● Exercise data:
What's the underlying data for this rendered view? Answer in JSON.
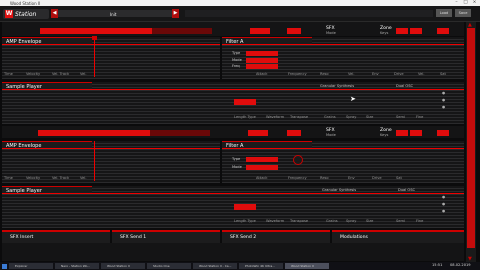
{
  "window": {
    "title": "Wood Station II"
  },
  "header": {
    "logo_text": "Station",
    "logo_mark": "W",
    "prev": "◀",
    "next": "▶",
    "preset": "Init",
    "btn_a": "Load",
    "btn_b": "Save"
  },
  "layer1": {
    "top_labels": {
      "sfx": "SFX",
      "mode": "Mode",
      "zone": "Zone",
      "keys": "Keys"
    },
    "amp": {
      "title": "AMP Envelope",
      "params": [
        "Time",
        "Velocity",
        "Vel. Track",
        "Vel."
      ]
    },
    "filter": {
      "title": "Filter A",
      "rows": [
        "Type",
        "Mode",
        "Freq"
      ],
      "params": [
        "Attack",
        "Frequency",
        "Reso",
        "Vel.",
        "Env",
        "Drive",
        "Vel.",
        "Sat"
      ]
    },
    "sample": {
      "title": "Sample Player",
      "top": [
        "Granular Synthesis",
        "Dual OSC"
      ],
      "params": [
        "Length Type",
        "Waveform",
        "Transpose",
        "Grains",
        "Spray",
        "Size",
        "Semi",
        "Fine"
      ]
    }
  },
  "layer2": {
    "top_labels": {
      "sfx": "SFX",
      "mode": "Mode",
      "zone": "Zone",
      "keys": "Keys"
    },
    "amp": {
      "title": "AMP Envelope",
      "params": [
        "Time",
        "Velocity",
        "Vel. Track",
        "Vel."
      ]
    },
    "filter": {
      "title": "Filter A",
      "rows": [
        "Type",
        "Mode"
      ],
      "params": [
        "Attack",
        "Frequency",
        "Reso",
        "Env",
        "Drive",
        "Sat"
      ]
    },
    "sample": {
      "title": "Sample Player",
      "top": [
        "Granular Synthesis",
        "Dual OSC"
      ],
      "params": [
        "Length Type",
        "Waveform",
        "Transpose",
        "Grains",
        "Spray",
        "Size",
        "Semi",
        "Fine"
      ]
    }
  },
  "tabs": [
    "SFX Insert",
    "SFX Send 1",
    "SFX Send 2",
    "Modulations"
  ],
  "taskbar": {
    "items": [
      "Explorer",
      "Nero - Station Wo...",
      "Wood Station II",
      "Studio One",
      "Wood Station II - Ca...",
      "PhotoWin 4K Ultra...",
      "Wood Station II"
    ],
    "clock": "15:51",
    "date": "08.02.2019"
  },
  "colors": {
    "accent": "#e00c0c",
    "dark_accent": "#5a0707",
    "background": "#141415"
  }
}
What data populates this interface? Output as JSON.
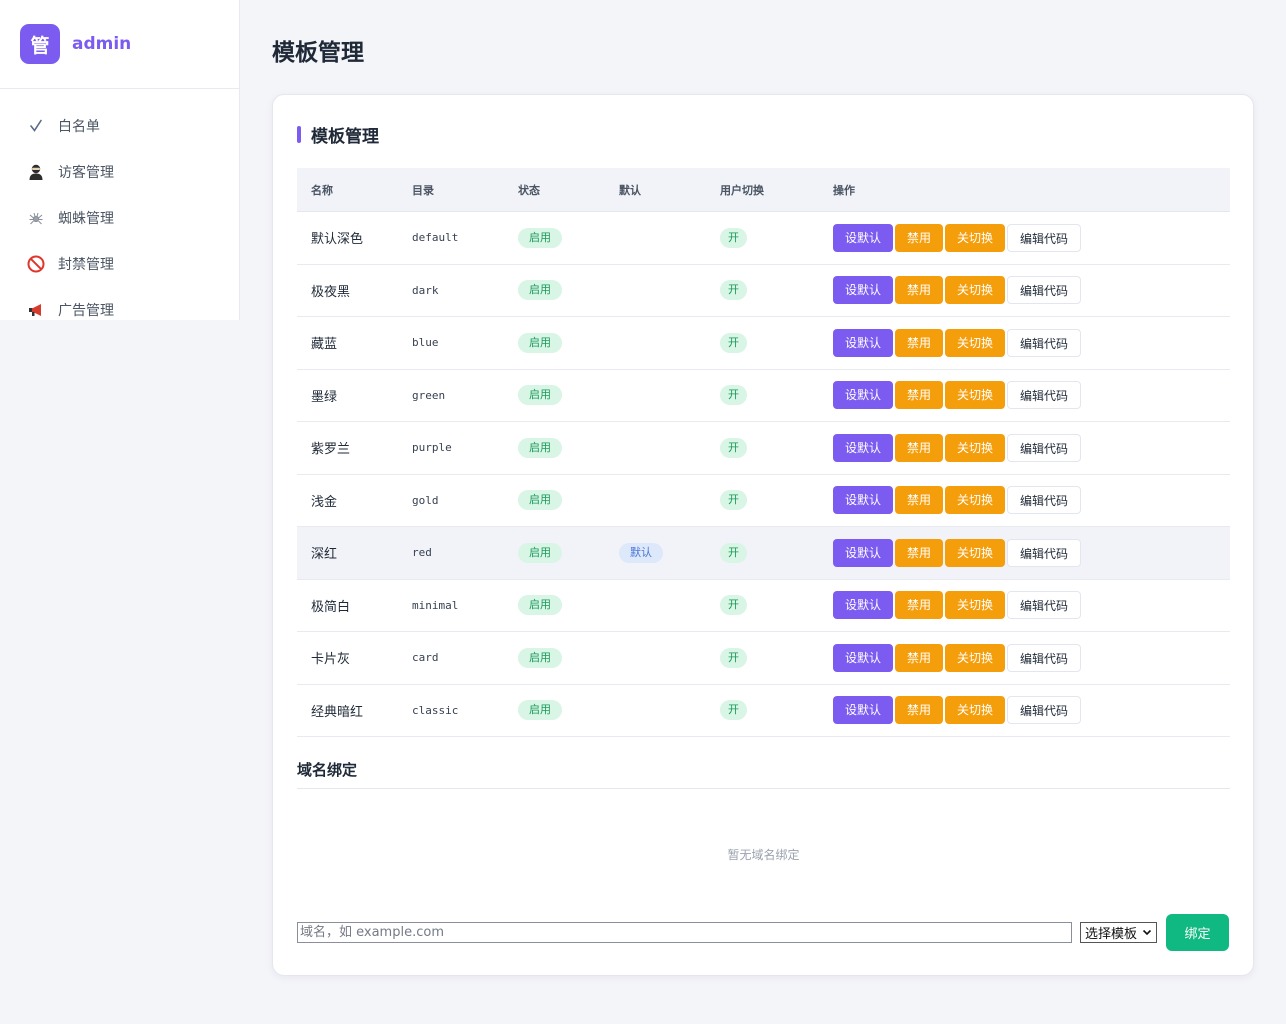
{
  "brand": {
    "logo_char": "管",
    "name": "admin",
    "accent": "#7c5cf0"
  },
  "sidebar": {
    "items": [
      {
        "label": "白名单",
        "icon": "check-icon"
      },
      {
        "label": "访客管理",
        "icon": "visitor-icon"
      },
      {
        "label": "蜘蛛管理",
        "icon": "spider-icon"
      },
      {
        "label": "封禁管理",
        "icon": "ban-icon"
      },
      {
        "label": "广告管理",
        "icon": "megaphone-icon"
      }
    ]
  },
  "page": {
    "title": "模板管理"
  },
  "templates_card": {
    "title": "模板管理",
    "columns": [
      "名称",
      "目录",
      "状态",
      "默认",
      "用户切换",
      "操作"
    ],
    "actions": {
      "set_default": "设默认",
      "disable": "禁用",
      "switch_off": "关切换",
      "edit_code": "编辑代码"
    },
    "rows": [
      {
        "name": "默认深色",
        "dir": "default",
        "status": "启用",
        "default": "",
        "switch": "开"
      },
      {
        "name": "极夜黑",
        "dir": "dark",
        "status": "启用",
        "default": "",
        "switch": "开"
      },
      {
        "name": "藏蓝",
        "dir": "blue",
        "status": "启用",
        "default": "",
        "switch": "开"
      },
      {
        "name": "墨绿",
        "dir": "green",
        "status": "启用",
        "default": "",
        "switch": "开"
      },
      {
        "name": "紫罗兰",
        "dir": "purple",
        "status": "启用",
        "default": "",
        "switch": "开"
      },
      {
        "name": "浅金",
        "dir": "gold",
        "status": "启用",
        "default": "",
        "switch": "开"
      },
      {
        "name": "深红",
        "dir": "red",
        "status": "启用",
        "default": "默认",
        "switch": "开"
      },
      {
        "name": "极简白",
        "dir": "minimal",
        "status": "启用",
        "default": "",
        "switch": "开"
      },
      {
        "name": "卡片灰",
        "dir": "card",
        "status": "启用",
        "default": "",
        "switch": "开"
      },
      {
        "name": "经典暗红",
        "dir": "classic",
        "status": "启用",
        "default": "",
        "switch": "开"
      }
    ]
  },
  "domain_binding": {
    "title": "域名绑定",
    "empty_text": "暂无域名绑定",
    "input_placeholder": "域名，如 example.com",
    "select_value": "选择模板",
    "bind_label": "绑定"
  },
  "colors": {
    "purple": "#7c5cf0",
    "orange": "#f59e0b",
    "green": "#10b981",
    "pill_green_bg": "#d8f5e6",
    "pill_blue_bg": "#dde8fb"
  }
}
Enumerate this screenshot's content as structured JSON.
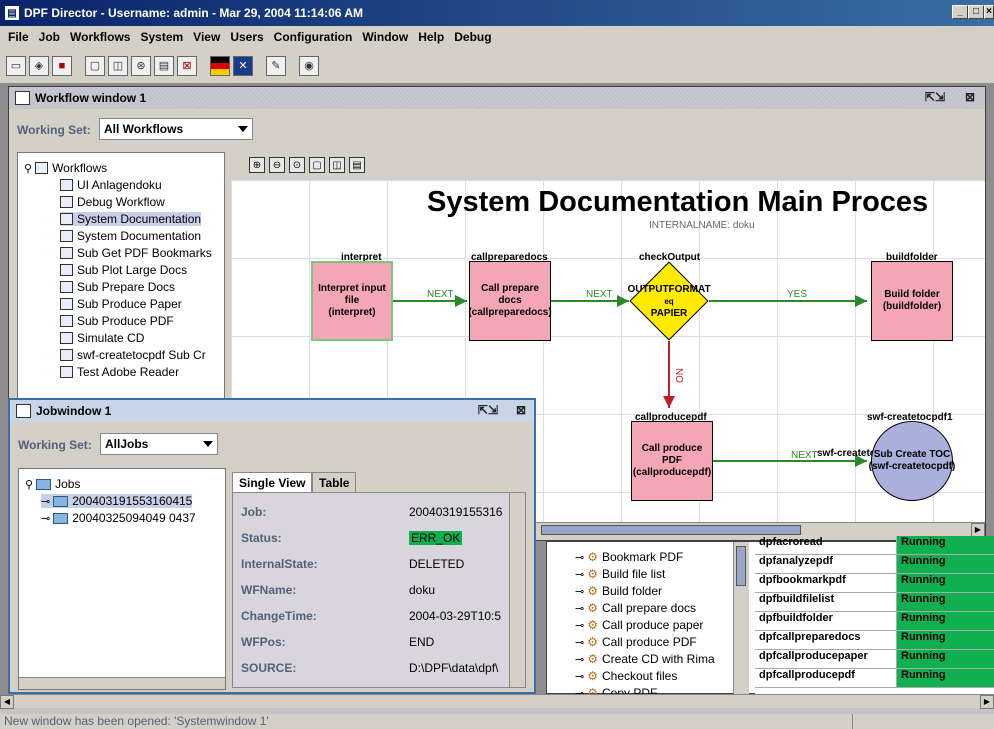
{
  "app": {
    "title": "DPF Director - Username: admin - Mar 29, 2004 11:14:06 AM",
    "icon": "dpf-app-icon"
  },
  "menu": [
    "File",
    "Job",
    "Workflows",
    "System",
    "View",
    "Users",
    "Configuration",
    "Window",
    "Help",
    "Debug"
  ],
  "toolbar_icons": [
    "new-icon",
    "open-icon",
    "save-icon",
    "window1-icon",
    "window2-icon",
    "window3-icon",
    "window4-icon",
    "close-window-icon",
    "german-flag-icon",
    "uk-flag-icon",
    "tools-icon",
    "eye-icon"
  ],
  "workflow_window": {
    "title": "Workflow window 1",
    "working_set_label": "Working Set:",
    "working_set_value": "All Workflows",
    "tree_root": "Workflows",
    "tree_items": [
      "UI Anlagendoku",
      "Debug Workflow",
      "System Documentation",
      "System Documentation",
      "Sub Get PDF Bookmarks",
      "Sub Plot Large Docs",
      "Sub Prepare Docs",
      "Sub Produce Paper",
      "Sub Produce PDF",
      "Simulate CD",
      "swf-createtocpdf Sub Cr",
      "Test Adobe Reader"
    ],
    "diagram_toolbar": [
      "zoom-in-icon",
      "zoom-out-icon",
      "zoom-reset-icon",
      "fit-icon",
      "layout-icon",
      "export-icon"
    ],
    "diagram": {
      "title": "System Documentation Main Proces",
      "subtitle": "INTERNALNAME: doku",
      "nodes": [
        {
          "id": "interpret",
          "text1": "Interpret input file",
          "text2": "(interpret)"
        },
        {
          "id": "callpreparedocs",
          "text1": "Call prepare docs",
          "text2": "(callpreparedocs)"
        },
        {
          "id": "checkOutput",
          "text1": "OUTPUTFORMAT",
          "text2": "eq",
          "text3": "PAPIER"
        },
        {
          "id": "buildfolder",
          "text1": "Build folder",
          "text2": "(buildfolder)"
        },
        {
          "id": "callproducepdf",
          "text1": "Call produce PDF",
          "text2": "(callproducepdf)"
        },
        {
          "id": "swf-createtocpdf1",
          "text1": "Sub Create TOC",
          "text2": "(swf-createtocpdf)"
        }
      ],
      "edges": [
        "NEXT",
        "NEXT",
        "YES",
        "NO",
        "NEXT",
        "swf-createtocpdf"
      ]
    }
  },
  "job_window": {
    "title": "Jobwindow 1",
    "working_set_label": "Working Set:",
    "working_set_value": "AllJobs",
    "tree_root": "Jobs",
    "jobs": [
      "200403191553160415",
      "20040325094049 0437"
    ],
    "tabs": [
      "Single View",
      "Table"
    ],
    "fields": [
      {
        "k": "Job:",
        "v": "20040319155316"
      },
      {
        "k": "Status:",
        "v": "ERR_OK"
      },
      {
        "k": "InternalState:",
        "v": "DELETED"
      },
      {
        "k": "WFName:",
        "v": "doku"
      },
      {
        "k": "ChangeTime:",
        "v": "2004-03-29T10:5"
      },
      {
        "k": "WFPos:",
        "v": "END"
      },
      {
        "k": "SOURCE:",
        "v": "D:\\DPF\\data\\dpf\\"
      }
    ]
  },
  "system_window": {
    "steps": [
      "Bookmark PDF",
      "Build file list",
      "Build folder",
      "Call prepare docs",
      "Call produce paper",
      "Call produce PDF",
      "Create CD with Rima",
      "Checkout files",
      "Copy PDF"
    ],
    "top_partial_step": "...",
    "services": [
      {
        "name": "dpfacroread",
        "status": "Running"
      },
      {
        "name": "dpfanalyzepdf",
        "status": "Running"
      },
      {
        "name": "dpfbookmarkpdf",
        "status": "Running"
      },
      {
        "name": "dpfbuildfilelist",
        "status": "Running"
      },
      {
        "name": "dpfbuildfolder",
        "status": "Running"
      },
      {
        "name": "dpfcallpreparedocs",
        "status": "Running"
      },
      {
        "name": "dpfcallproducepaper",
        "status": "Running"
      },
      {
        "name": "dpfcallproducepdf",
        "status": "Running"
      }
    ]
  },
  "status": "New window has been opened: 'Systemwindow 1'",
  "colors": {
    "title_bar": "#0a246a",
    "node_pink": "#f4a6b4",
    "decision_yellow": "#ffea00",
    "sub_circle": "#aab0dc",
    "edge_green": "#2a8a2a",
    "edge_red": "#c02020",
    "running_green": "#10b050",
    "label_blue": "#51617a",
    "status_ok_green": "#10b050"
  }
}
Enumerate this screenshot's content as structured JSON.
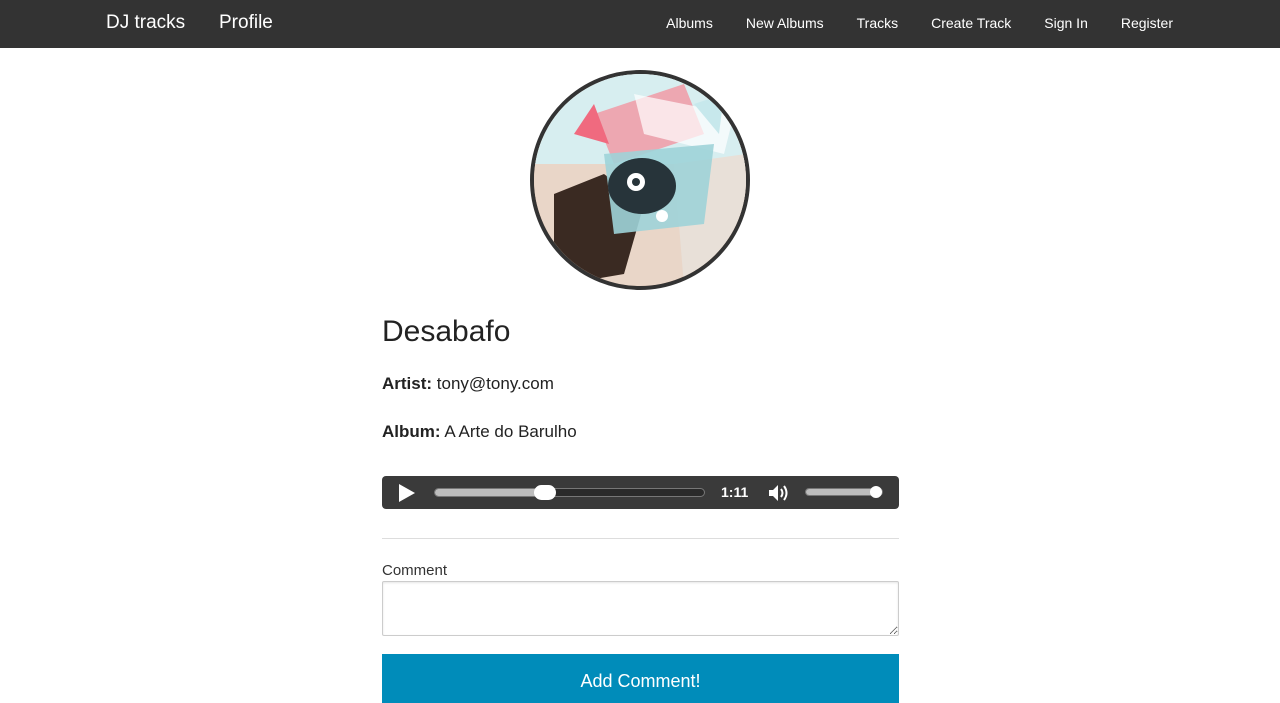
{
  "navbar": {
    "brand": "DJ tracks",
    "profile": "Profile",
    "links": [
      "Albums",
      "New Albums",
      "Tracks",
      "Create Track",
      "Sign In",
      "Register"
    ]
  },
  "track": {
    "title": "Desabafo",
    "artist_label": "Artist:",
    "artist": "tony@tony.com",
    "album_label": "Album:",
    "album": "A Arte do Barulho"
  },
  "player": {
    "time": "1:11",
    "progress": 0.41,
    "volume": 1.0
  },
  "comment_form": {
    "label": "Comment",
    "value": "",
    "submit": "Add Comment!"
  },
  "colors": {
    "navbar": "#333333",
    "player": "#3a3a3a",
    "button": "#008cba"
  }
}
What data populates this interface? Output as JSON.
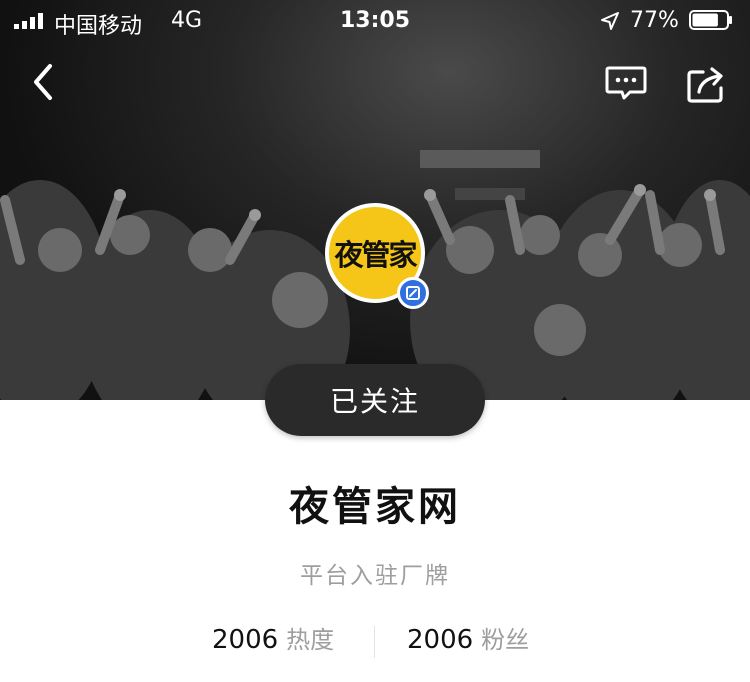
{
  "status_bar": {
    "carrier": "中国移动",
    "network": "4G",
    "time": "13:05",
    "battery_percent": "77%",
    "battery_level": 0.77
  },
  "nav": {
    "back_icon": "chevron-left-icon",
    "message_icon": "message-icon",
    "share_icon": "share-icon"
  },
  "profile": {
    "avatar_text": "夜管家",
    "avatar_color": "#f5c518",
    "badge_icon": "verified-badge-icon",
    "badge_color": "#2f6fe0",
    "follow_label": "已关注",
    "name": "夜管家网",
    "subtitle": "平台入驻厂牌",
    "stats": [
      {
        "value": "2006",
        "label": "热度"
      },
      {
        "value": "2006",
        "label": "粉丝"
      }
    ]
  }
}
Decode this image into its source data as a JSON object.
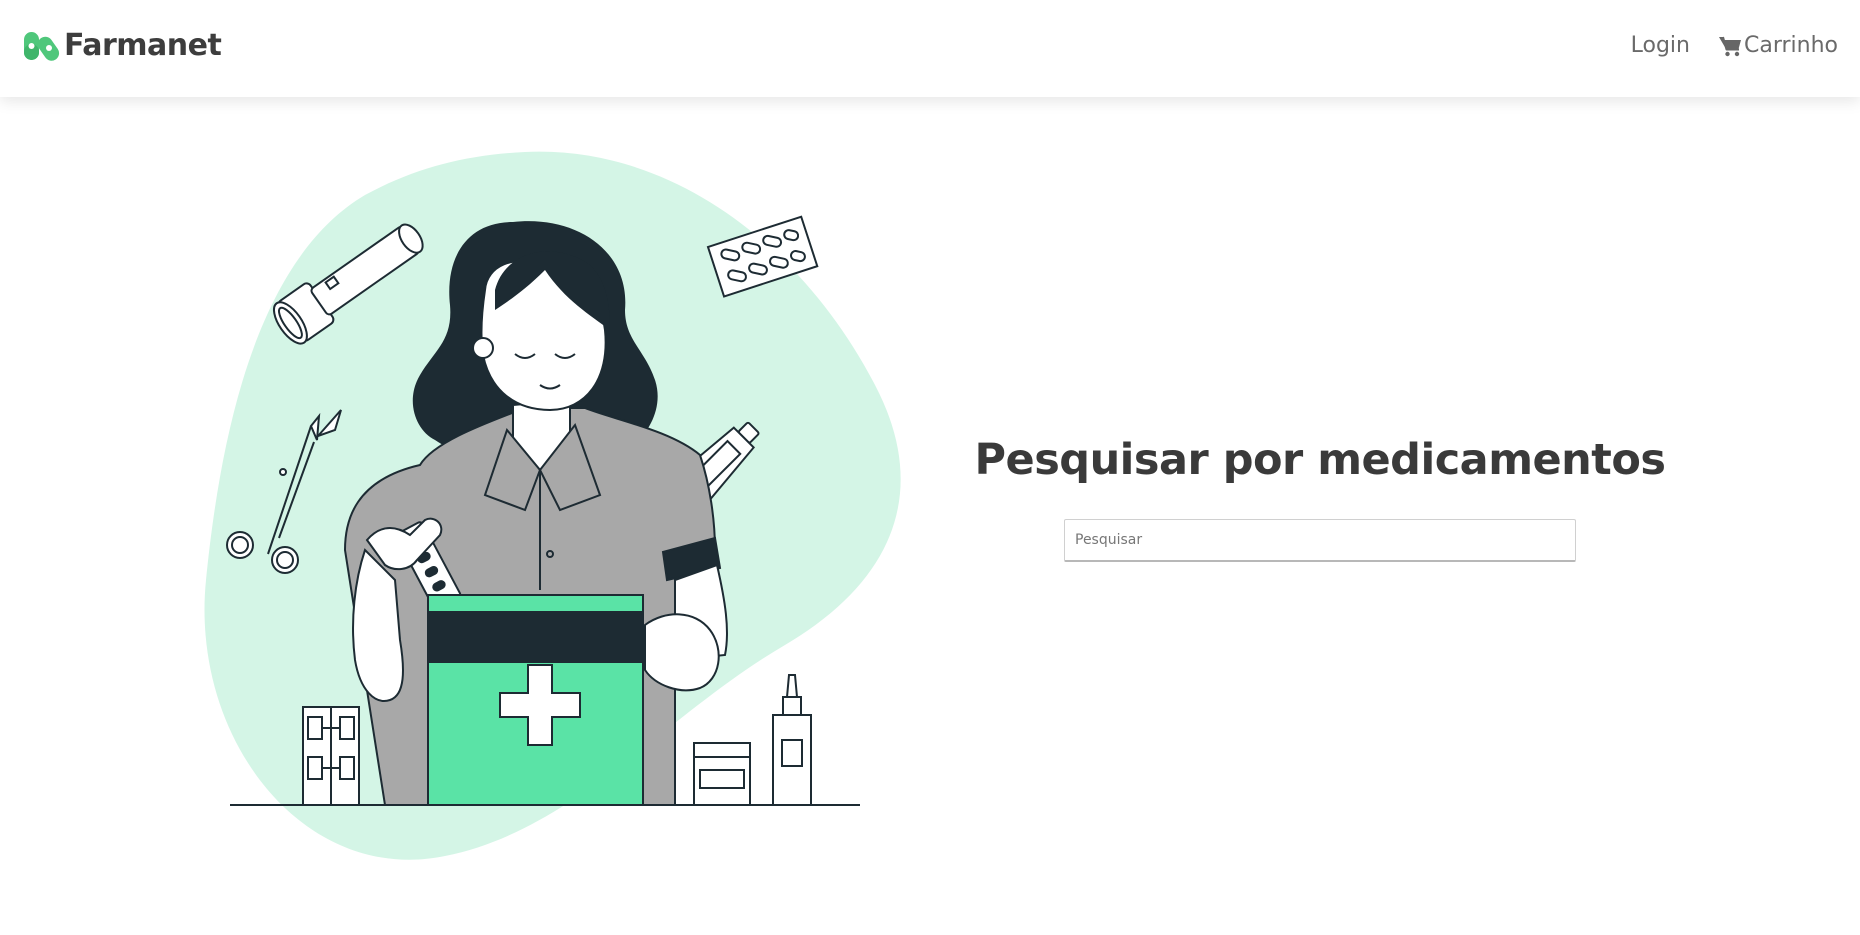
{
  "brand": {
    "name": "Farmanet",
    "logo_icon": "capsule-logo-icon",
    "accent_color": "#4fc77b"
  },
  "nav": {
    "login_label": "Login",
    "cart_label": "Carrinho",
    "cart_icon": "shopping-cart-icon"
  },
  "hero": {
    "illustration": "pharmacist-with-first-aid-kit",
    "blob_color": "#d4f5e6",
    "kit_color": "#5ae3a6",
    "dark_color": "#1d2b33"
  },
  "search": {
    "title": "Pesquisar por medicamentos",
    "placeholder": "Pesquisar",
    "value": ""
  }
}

● Goal: Write out again, exactly, each line from the one containing "Decode this image" through the last line of the entries, and omit every picture.

● Response for this exercise:
Decode this image into its source data as a JSON object.
{
  "brand": {
    "name": "Farmanet",
    "logo_icon": "capsule-logo-icon",
    "accent_color": "#4fc77b"
  },
  "nav": {
    "login_label": "Login",
    "cart_label": "Carrinho",
    "cart_icon": "shopping-cart-icon"
  },
  "hero": {
    "illustration": "pharmacist-with-first-aid-kit",
    "blob_color": "#d4f5e6",
    "kit_color": "#5ae3a6",
    "dark_color": "#1d2b33"
  },
  "search": {
    "title": "Pesquisar por medicamentos",
    "placeholder": "Pesquisar",
    "value": ""
  }
}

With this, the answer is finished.